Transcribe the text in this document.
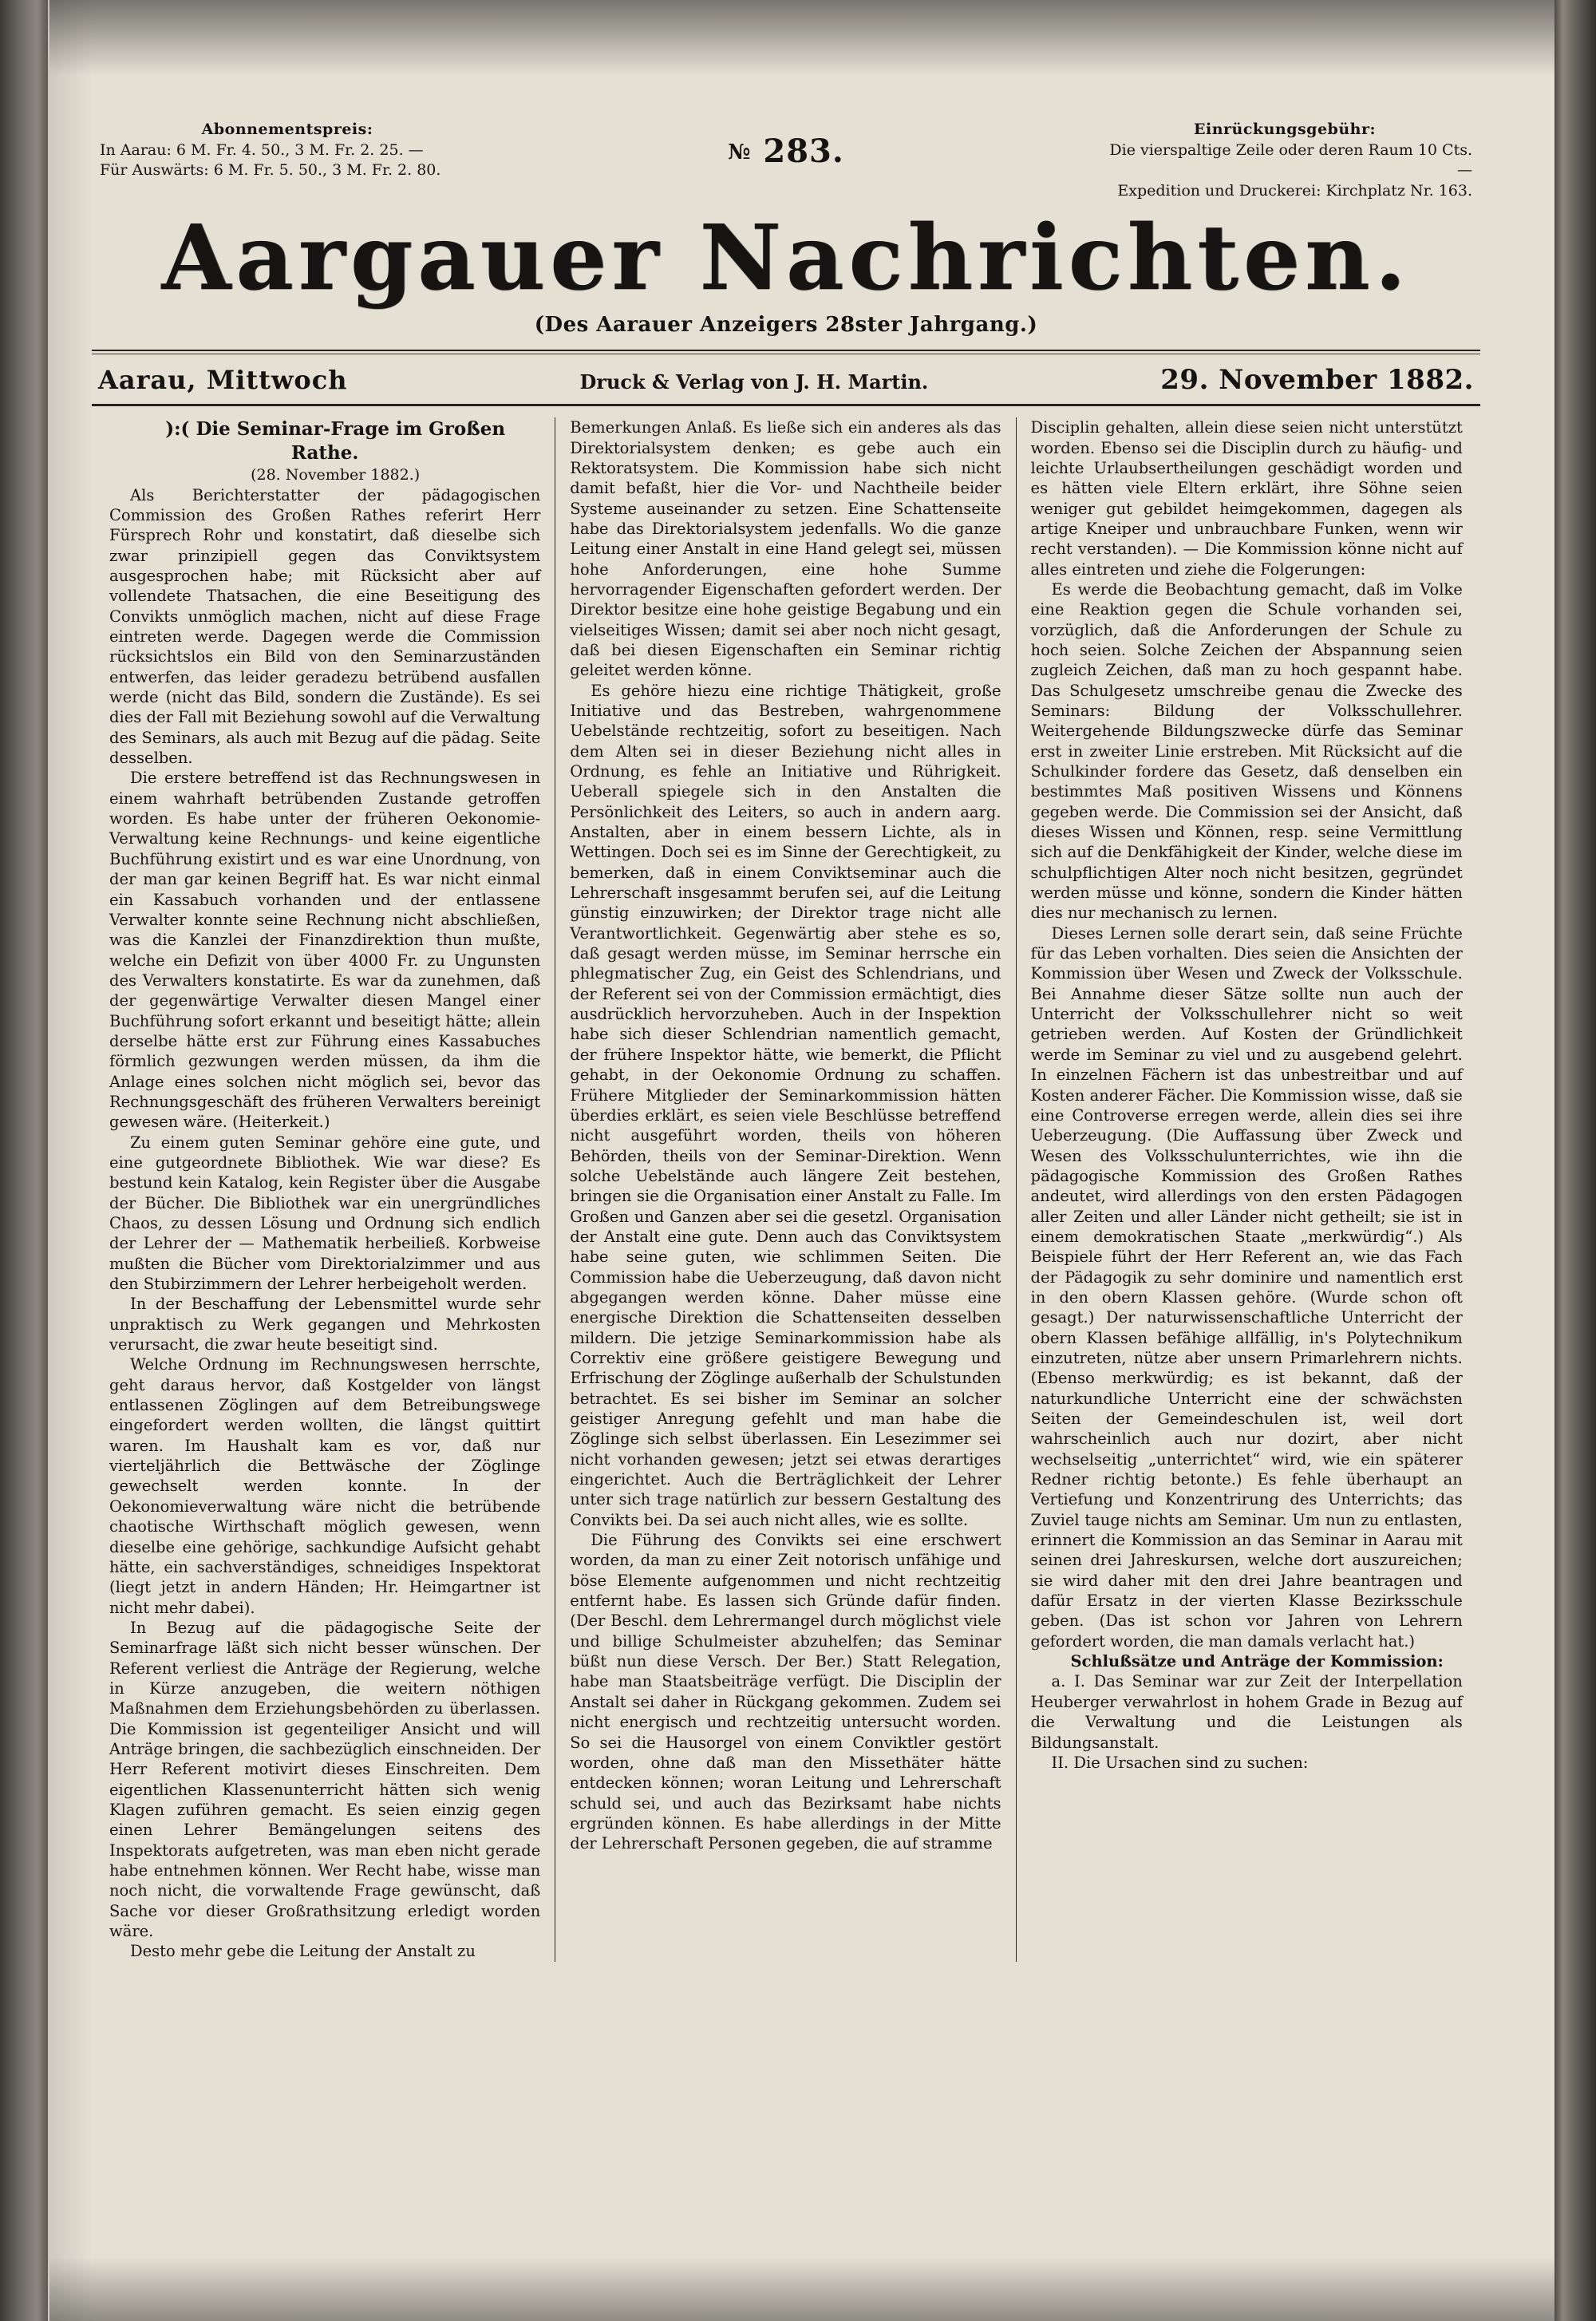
Abonnementspreis:
In Aarau: 6 M. Fr. 4. 50., 3 M. Fr. 2. 25. —
Für Auswärts: 6 M. Fr. 5. 50., 3 M. Fr. 2. 80.
№ 283.
Einrückungsgebühr:
Die vierspaltige Zeile oder deren Raum 10 Cts. —
Expedition und Druckerei: Kirchplatz Nr. 163.
Aargauer Nachrichten.
(Des Aarauer Anzeigers 28ster Jahrgang.)
Aarau, Mittwoch	Druck & Verlag von J. H. Martin.	29. November 1882.

):( Die Seminar-Frage im Großen Rathe.

(28. November 1882.)

Als Berichterstatter der pädagogischen Commission des Großen Rathes referirt Herr Fürsprech Rohr und konstatirt, daß dieselbe sich zwar prinzipiell gegen das Conviktsystem ausgesprochen habe; mit Rücksicht aber auf vollendete Thatsachen, die eine Beseitigung des Convikts unmöglich machen, nicht auf diese Frage eintreten werde. Dagegen werde die Commission rücksichtslos ein Bild von den Seminarzuständen entwerfen, das leider geradezu betrübend ausfallen werde (nicht das Bild, sondern die Zustände). Es sei dies der Fall mit Beziehung sowohl auf die Verwaltung des Seminars, als auch mit Bezug auf die pädag. Seite desselben.

Die erstere betreffend ist das Rechnungswesen in einem wahrhaft betrübenden Zustande getroffen worden. Es habe unter der früheren Oekonomie-Verwaltung keine Rechnungs- und keine eigentliche Buchführung existirt und es war eine Unordnung, von der man gar keinen Begriff hat. Es war nicht einmal ein Kassabuch vorhanden und der entlassene Verwalter konnte seine Rechnung nicht abschließen, was die Kanzlei der Finanzdirektion thun mußte, welche ein Defizit von über 4000 Fr. zu Ungunsten des Verwalters konstatirte. Es war da zunehmen, daß der gegenwärtige Verwalter diesen Mangel einer Buchführung sofort erkannt und beseitigt hätte; allein derselbe hätte erst zur Führung eines Kassabuches förmlich gezwungen werden müssen, da ihm die Anlage eines solchen nicht möglich sei, bevor das Rechnungsgeschäft des früheren Verwalters bereinigt gewesen wäre. (Heiterkeit.)

Zu einem guten Seminar gehöre eine gute, und eine gutgeordnete Bibliothek. Wie war diese? Es bestund kein Katalog, kein Register über die Ausgabe der Bücher. Die Bibliothek war ein unergründliches Chaos, zu dessen Lösung und Ordnung sich endlich der Lehrer der — Mathematik herbeiließ. Korbweise mußten die Bücher vom Direktorialzimmer und aus den Stubirzimmern der Lehrer herbeigeholt werden.

In der Beschaffung der Lebensmittel wurde sehr unpraktisch zu Werk gegangen und Mehrkosten verursacht, die zwar heute beseitigt sind.

Welche Ordnung im Rechnungswesen herrschte, geht daraus hervor, daß Kostgelder von längst entlassenen Zöglingen auf dem Betreibungswege eingefordert werden wollten, die längst quittirt waren. Im Haushalt kam es vor, daß nur vierteljährlich die Bettwäsche der Zöglinge gewechselt werden konnte. In der Oekonomieverwaltung wäre nicht die betrübende chaotische Wirthschaft möglich gewesen, wenn dieselbe eine gehörige, sachkundige Aufsicht gehabt hätte, ein sachverständiges, schneidiges Inspektorat (liegt jetzt in andern Händen; Hr. Heimgartner ist nicht mehr dabei).

In Bezug auf die pädagogische Seite der Seminarfrage läßt sich nicht besser wünschen. Der Referent verliest die Anträge der Regierung, welche in Kürze anzugeben, die weitern nöthigen Maßnahmen dem Erziehungsbehörden zu überlassen. Die Kommission ist gegenteiliger Ansicht und will Anträge bringen, die sachbezüglich einschneiden. Der Herr Referent motivirt dieses Einschreiten. Dem eigentlichen Klassenunterricht hätten sich wenig Klagen zuführen gemacht. Es seien einzig gegen einen Lehrer Bemängelungen seitens des Inspektorats aufgetreten, was man eben nicht gerade habe entnehmen können. Wer Recht habe, wisse man noch nicht, die vorwaltende Frage gewünscht, daß Sache vor dieser Großrathsitzung erledigt worden wäre.

Desto mehr gebe die Leitung der Anstalt zu

Bemerkungen Anlaß. Es ließe sich ein anderes als das Direktorialsystem denken; es gebe auch ein Rektoratsystem. Die Kommission habe sich nicht damit befaßt, hier die Vor- und Nachtheile beider Systeme auseinander zu setzen. Eine Schattenseite habe das Direktorialsystem jedenfalls. Wo die ganze Leitung einer Anstalt in eine Hand gelegt sei, müssen hohe Anforderungen, eine hohe Summe hervorragender Eigenschaften gefordert werden. Der Direktor besitze eine hohe geistige Begabung und ein vielseitiges Wissen; damit sei aber noch nicht gesagt, daß bei diesen Eigenschaften ein Seminar richtig geleitet werden könne.

Es gehöre hiezu eine richtige Thätigkeit, große Initiative und das Bestreben, wahrgenommene Uebelstände rechtzeitig, sofort zu beseitigen. Nach dem Alten sei in dieser Beziehung nicht alles in Ordnung, es fehle an Initiative und Rührigkeit. Ueberall spiegele sich in den Anstalten die Persönlichkeit des Leiters, so auch in andern aarg. Anstalten, aber in einem bessern Lichte, als in Wettingen. Doch sei es im Sinne der Gerechtigkeit, zu bemerken, daß in einem Conviktseminar auch die Lehrerschaft insgesammt berufen sei, auf die Leitung günstig einzuwirken; der Direktor trage nicht alle Verantwortlichkeit. Gegenwärtig aber stehe es so, daß gesagt werden müsse, im Seminar herrsche ein phlegmatischer Zug, ein Geist des Schlendrians, und der Referent sei von der Commission ermächtigt, dies ausdrücklich hervorzuheben. Auch in der Inspektion habe sich dieser Schlendrian namentlich gemacht, der frühere Inspektor hätte, wie bemerkt, die Pflicht gehabt, in der Oekonomie Ordnung zu schaffen. Frühere Mitglieder der Seminarkommission hätten überdies erklärt, es seien viele Beschlüsse betreffend nicht ausgeführt worden, theils von höheren Behörden, theils von der Seminar-Direktion. Wenn solche Uebelstände auch längere Zeit bestehen, bringen sie die Organisation einer Anstalt zu Falle. Im Großen und Ganzen aber sei die gesetzl. Organisation der Anstalt eine gute. Denn auch das Conviktsystem habe seine guten, wie schlimmen Seiten. Die Commission habe die Ueberzeugung, daß davon nicht abgegangen werden könne. Daher müsse eine energische Direktion die Schattenseiten desselben mildern. Die jetzige Seminarkommission habe als Correktiv eine größere geistigere Bewegung und Erfrischung der Zöglinge außerhalb der Schulstunden betrachtet. Es sei bisher im Seminar an solcher geistiger Anregung gefehlt und man habe die Zöglinge sich selbst überlassen. Ein Lesezimmer sei nicht vorhanden gewesen; jetzt sei etwas derartiges eingerichtet. Auch die Berträglichkeit der Lehrer unter sich trage natürlich zur bessern Gestaltung des Convikts bei. Da sei auch nicht alles, wie es sollte.

Die Führung des Convikts sei eine erschwert worden, da man zu einer Zeit notorisch unfähige und böse Elemente aufgenommen und nicht rechtzeitig entfernt habe. Es lassen sich Gründe dafür finden. (Der Beschl. dem Lehrermangel durch möglichst viele und billige Schulmeister abzuhelfen; das Seminar büßt nun diese Versch. Der Ber.) Statt Relegation, habe man Staatsbeiträge verfügt. Die Disciplin der Anstalt sei daher in Rückgang gekommen. Zudem sei nicht energisch und rechtzeitig untersucht worden. So sei die Hausorgel von einem Conviktler gestört worden, ohne daß man den Missethäter hätte entdecken können; woran Leitung und Lehrerschaft schuld sei, und auch das Bezirksamt habe nichts ergründen können. Es habe allerdings in der Mitte der Lehrerschaft Personen gegeben, die auf stramme

Disciplin gehalten, allein diese seien nicht unterstützt worden. Ebenso sei die Disciplin durch zu häufig- und leichte Urlaubsertheilungen geschädigt worden und es hätten viele Eltern erklärt, ihre Söhne seien weniger gut gebildet heimgekommen, dagegen als artige Kneiper und unbrauchbare Funken, wenn wir recht verstanden). — Die Kommission könne nicht auf alles eintreten und ziehe die Folgerungen:

Es werde die Beobachtung gemacht, daß im Volke eine Reaktion gegen die Schule vorhanden sei, vorzüglich, daß die Anforderungen der Schule zu hoch seien. Solche Zeichen der Abspannung seien zugleich Zeichen, daß man zu hoch gespannt habe. Das Schulgesetz umschreibe genau die Zwecke des Seminars: Bildung der Volksschullehrer. Weitergehende Bildungszwecke dürfe das Seminar erst in zweiter Linie erstreben. Mit Rücksicht auf die Schulkinder fordere das Gesetz, daß denselben ein bestimmtes Maß positiven Wissens und Könnens gegeben werde. Die Commission sei der Ansicht, daß dieses Wissen und Können, resp. seine Vermittlung sich auf die Denkfähigkeit der Kinder, welche diese im schulpflichtigen Alter noch nicht besitzen, gegründet werden müsse und könne, sondern die Kinder hätten dies nur mechanisch zu lernen.

Dieses Lernen solle derart sein, daß seine Früchte für das Leben vorhalten. Dies seien die Ansichten der Kommission über Wesen und Zweck der Volksschule. Bei Annahme dieser Sätze sollte nun auch der Unterricht der Volksschullehrer nicht so weit getrieben werden. Auf Kosten der Gründlichkeit werde im Seminar zu viel und zu ausgebend gelehrt. In einzelnen Fächern ist das unbestreitbar und auf Kosten anderer Fächer. Die Kommission wisse, daß sie eine Controverse erregen werde, allein dies sei ihre Ueberzeugung. (Die Auffassung über Zweck und Wesen des Volksschulunterrichtes, wie ihn die pädagogische Kommission des Großen Rathes andeutet, wird allerdings von den ersten Pädagogen aller Zeiten und aller Länder nicht getheilt; sie ist in einem demokratischen Staate „merkwürdig“.) Als Beispiele führt der Herr Referent an, wie das Fach der Pädagogik zu sehr dominire und namentlich erst in den obern Klassen gehöre. (Wurde schon oft gesagt.) Der naturwissenschaftliche Unterricht der obern Klassen befähige allfällig, in's Polytechnikum einzutreten, nütze aber unsern Primarlehrern nichts. (Ebenso merkwürdig; es ist bekannt, daß der naturkundliche Unterricht eine der schwächsten Seiten der Gemeindeschulen ist, weil dort wahrscheinlich auch nur dozirt, aber nicht wechselseitig „unterrichtet“ wird, wie ein späterer Redner richtig betonte.) Es fehle überhaupt an Vertiefung und Konzentrirung des Unterrichts; das Zuviel tauge nichts am Seminar. Um nun zu entlasten, erinnert die Kommission an das Seminar in Aarau mit seinen drei Jahreskursen, welche dort auszureichen; sie wird daher mit den drei Jahre beantragen und dafür Ersatz in der vierten Klasse Bezirksschule geben. (Das ist schon vor Jahren von Lehrern gefordert worden, die man damals verlacht hat.)

Schlußsätze und Anträge der Kommission:

a. I. Das Seminar war zur Zeit der Interpellation Heuberger verwahrlost in hohem Grade in Bezug auf die Verwaltung und die Leistungen als Bildungsanstalt.

II. Die Ursachen sind zu suchen:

TASK:
The answer should be one number only: how many lines in the listing hold "November".

RESPONSE BOX:
2